**Data records**.
** begin **
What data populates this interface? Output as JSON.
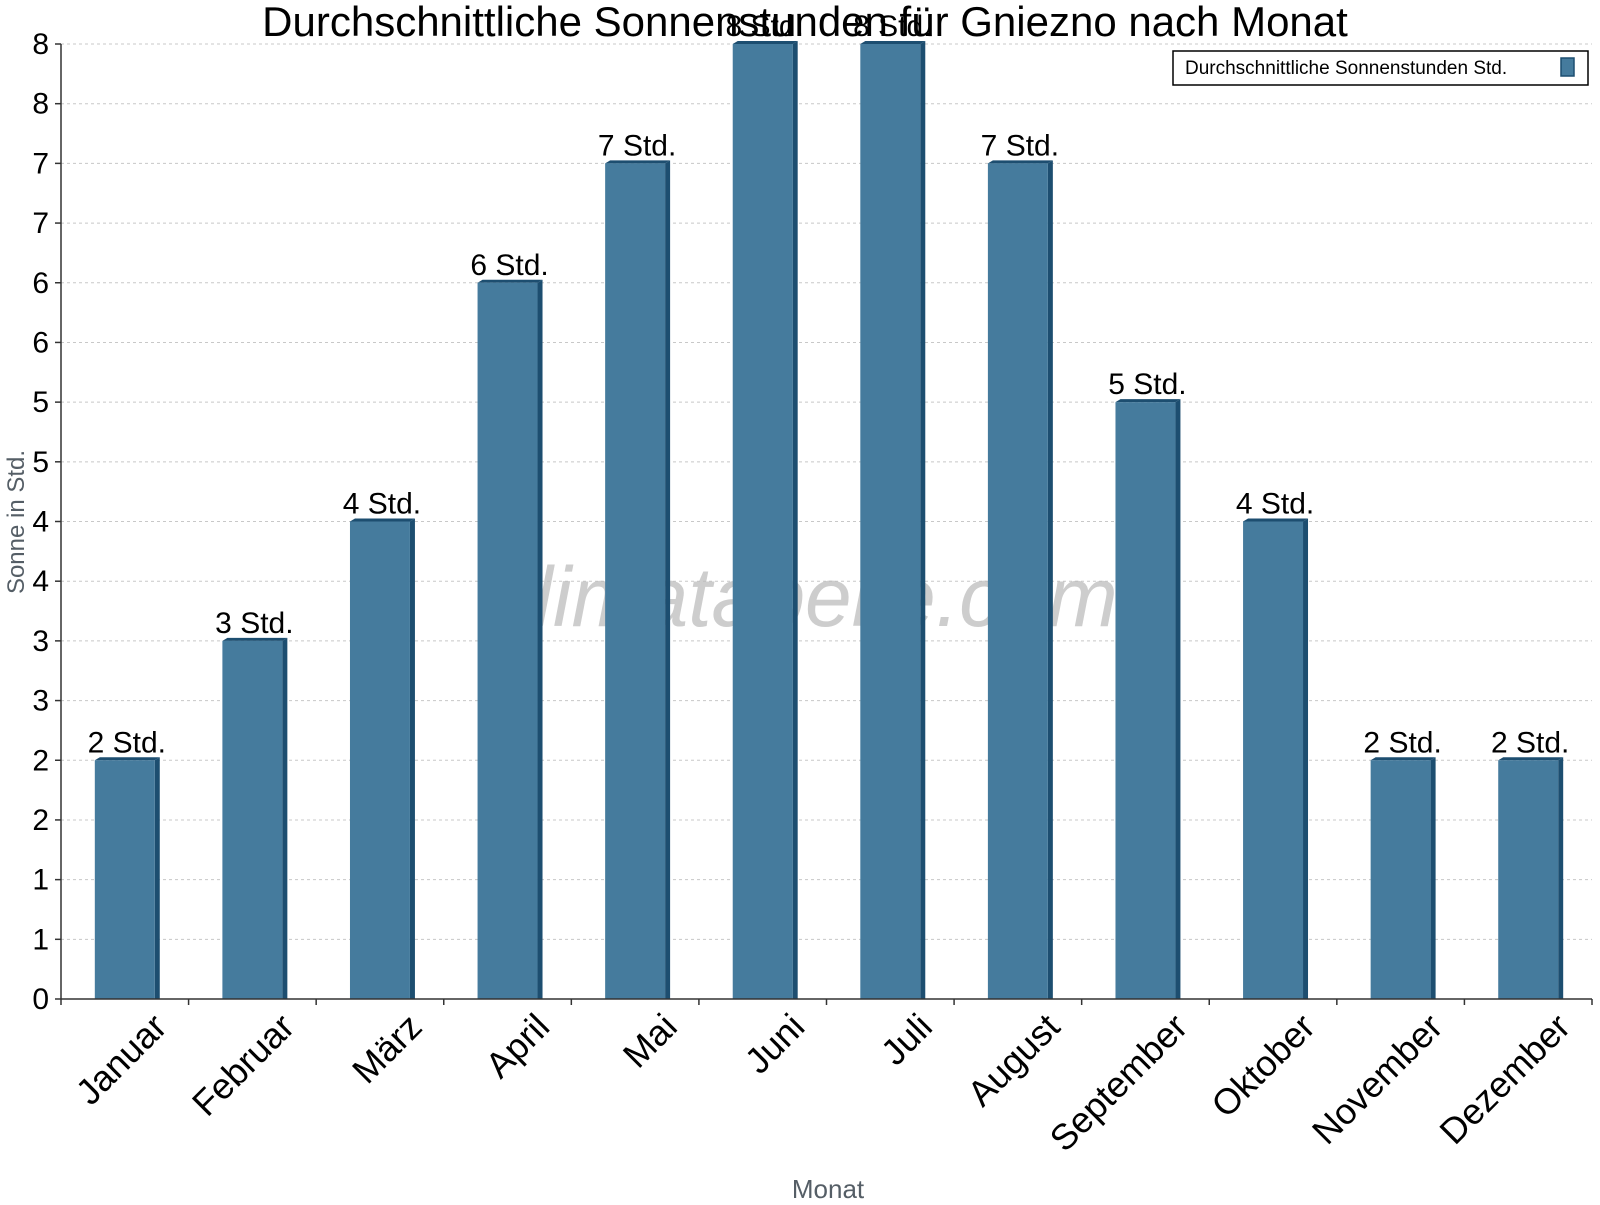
{
  "chart_data": {
    "type": "bar",
    "title": "Durchschnittliche Sonnenstunden für Gniezno nach Monat",
    "xlabel": "Monat",
    "ylabel": "Sonne in Std.",
    "categories": [
      "Januar",
      "Februar",
      "März",
      "April",
      "Mai",
      "Juni",
      "Juli",
      "August",
      "September",
      "Oktober",
      "November",
      "Dezember"
    ],
    "series": [
      {
        "name": "Durchschnittliche Sonnenstunden Std.",
        "values": [
          2,
          3,
          4,
          6,
          7,
          8,
          8,
          7,
          5,
          4,
          2,
          2
        ],
        "data_labels": [
          "2 Std.",
          "3 Std.",
          "4 Std.",
          "6 Std.",
          "7 Std.",
          "8 Std.",
          "8 Std.",
          "7 Std.",
          "5 Std.",
          "4 Std.",
          "2 Std.",
          "2 Std."
        ]
      }
    ],
    "ylim": [
      0,
      8
    ],
    "y_ticks": [
      0,
      0.5,
      1,
      1.5,
      2,
      2.5,
      3,
      3.5,
      4,
      4.5,
      5,
      5.5,
      6,
      6.5,
      7,
      7.5,
      8
    ],
    "y_tick_labels": [
      "0",
      "1",
      "1",
      "2",
      "2",
      "3",
      "3",
      "4",
      "4",
      "5",
      "5",
      "6",
      "6",
      "7",
      "7",
      "8",
      "8"
    ],
    "grid": true,
    "legend_position": "top-right",
    "colors": {
      "bar": "#457b9d",
      "bar_edge": "#1d4e70",
      "grid": "#c8c8c8",
      "axis": "#333333",
      "watermark": "#bdbdbd"
    }
  },
  "watermark": "klimatabelle.com"
}
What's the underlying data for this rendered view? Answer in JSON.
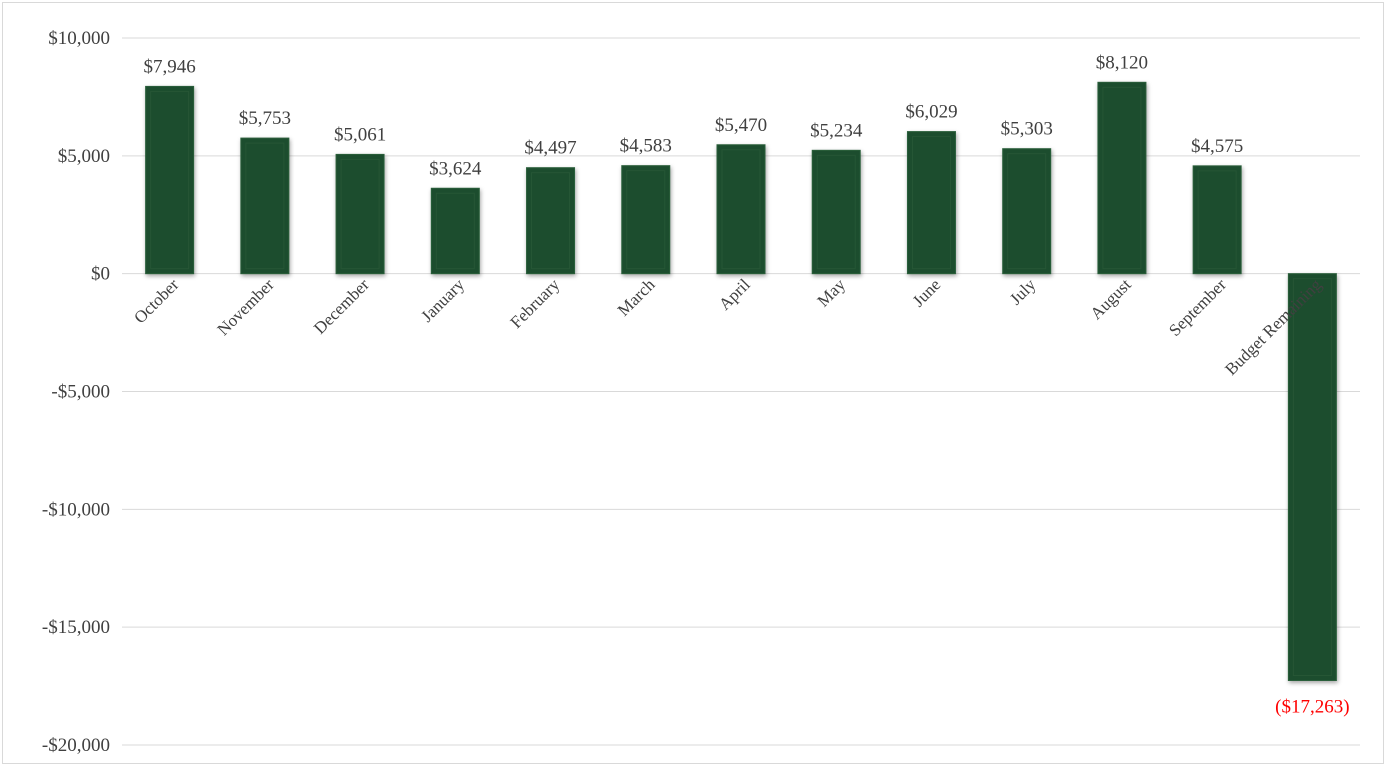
{
  "chart_data": {
    "type": "bar",
    "categories": [
      "October",
      "November",
      "December",
      "January",
      "February",
      "March",
      "April",
      "May",
      "June",
      "July",
      "August",
      "September",
      "Budget Remaining"
    ],
    "values": [
      7946,
      5753,
      5061,
      3624,
      4497,
      4583,
      5470,
      5234,
      6029,
      5303,
      8120,
      4575,
      -17263
    ],
    "data_labels": [
      "$7,946",
      "$5,753",
      "$5,061",
      "$3,624",
      "$4,497",
      "$4,583",
      "$5,470",
      "$5,234",
      "$6,029",
      "$5,303",
      "$8,120",
      "$4,575",
      "($17,263)"
    ],
    "ylim": [
      -20000,
      10000
    ],
    "yticks": [
      10000,
      5000,
      0,
      -5000,
      -10000,
      -15000,
      -20000
    ],
    "ytick_labels": [
      "$10,000",
      "$5,000",
      "$0",
      "-$5,000",
      "-$10,000",
      "-$15,000",
      "-$20,000"
    ],
    "title": "",
    "xlabel": "",
    "ylabel": "",
    "grid": true,
    "legend": "none",
    "colors": {
      "bar": "#1f4e2e",
      "bar_edge": "#2a5e3a",
      "negative_label": "#ff0000",
      "gridline": "#d9d9d9",
      "text": "#404040"
    }
  }
}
** end **
**Task to complete**.
Out of the material above, select every line that holds the string "What".

**Task answer**.
What data populates this interface? Output as JSON.
What's the underlying data for this rendered view? Answer in JSON.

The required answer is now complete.